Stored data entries
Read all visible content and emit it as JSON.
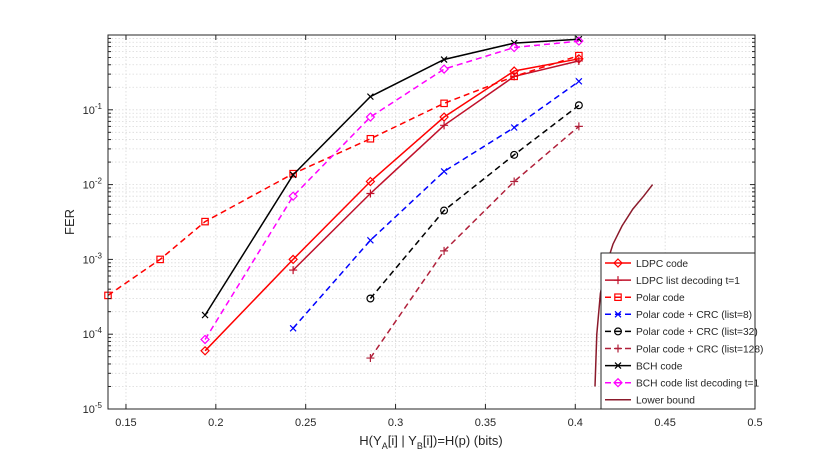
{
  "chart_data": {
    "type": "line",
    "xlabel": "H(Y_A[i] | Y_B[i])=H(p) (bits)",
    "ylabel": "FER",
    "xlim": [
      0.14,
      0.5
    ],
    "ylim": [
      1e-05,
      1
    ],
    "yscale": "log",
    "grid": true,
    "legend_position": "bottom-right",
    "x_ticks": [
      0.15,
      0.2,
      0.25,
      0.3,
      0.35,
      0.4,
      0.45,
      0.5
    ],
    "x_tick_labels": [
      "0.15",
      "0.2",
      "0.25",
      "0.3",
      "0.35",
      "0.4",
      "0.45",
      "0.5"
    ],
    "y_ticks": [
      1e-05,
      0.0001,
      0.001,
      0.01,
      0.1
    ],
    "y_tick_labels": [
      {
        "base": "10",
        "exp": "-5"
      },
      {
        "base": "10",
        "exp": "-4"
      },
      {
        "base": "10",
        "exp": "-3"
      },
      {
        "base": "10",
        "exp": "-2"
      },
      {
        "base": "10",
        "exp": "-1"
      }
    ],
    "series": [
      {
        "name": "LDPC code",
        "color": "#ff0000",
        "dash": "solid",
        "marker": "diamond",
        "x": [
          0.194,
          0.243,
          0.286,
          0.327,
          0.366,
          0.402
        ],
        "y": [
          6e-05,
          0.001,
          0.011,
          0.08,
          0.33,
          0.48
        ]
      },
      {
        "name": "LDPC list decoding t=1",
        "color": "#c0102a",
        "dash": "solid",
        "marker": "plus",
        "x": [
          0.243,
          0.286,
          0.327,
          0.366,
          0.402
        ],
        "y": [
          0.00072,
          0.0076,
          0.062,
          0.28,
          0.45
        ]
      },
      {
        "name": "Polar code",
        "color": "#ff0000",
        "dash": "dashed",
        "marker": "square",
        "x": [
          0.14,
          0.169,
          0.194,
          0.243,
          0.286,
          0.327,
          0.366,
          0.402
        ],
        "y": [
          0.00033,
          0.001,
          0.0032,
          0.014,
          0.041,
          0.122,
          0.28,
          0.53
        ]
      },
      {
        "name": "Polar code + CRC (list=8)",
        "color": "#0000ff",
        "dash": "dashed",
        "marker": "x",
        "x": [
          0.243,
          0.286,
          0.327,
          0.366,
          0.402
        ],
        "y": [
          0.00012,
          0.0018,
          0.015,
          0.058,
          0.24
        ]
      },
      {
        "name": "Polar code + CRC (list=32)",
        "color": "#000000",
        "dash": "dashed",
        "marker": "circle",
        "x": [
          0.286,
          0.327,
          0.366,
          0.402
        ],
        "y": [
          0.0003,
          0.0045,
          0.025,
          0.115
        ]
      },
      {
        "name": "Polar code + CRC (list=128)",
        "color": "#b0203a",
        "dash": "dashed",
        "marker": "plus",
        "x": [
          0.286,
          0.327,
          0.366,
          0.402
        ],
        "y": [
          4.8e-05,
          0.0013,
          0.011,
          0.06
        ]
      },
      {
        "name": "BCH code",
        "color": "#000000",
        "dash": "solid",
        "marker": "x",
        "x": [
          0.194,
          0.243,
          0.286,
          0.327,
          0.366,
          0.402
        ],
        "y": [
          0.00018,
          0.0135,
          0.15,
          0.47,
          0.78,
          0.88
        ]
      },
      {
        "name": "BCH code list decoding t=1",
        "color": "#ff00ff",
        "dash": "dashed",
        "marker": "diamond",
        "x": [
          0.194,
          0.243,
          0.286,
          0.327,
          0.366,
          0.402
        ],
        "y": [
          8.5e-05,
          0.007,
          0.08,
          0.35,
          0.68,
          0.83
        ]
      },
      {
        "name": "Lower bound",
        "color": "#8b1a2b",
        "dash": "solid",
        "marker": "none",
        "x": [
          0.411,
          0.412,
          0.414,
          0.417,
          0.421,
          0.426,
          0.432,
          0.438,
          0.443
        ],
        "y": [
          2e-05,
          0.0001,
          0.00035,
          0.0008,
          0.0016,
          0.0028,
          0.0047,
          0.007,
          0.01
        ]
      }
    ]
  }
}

==

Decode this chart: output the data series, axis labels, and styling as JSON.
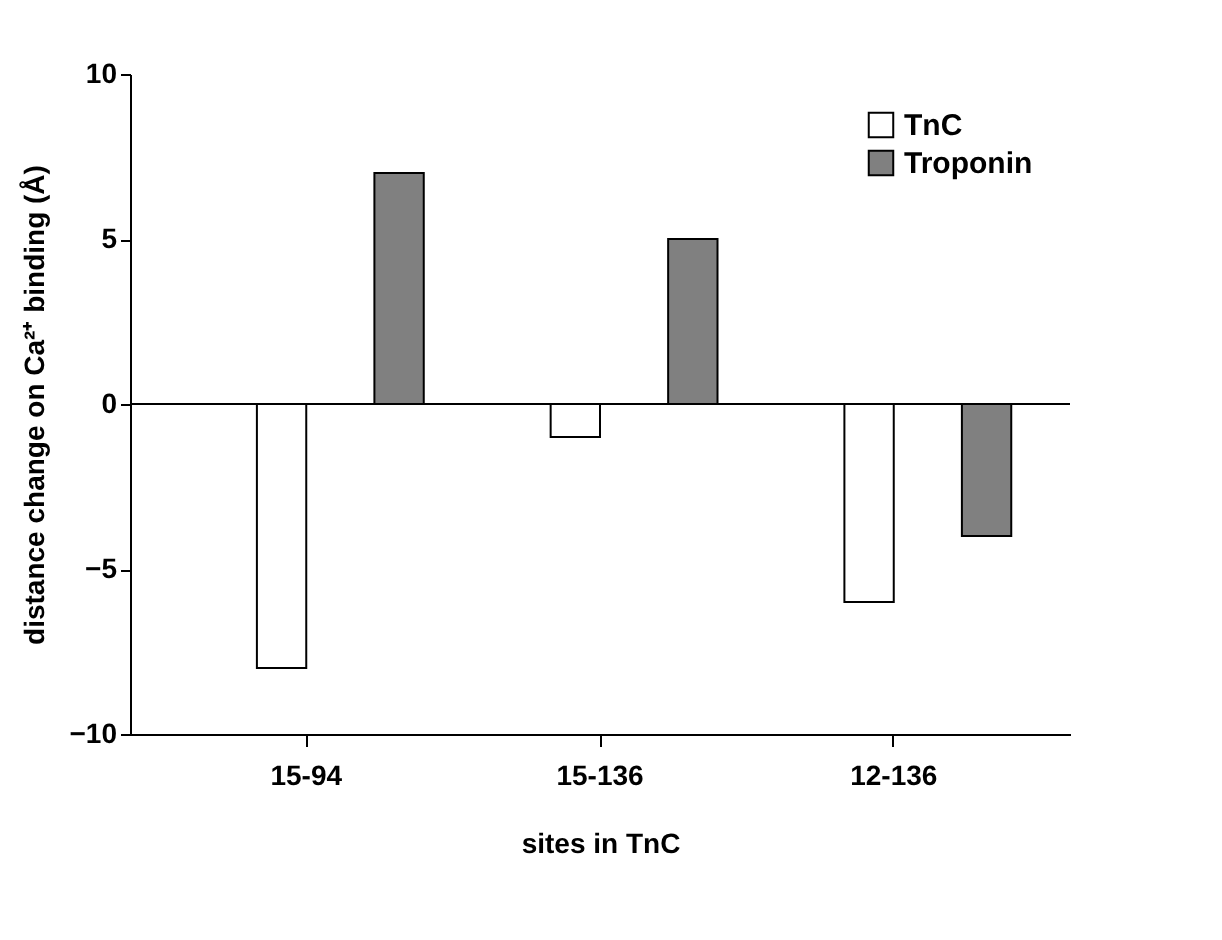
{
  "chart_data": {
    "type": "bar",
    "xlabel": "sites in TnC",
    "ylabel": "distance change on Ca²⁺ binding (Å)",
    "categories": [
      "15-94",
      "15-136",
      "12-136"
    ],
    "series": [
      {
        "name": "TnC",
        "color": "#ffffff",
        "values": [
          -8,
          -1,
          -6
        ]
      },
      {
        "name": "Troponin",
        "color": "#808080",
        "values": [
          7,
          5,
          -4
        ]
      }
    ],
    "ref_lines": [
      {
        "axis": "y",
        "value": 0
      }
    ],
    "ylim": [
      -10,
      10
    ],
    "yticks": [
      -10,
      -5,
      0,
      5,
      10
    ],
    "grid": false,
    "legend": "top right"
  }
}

* _To do_
Check every line of the data, and copy the ones that contain "list".

* _Right answer_
        "name": "LDPC list decoding t=1",
        "name": "Polar code + CRC (list=8)",
        "name": "Polar code + CRC (list=32)",
        "name": "Polar code + CRC (list=128)",
        "name": "BCH code list decoding t=1",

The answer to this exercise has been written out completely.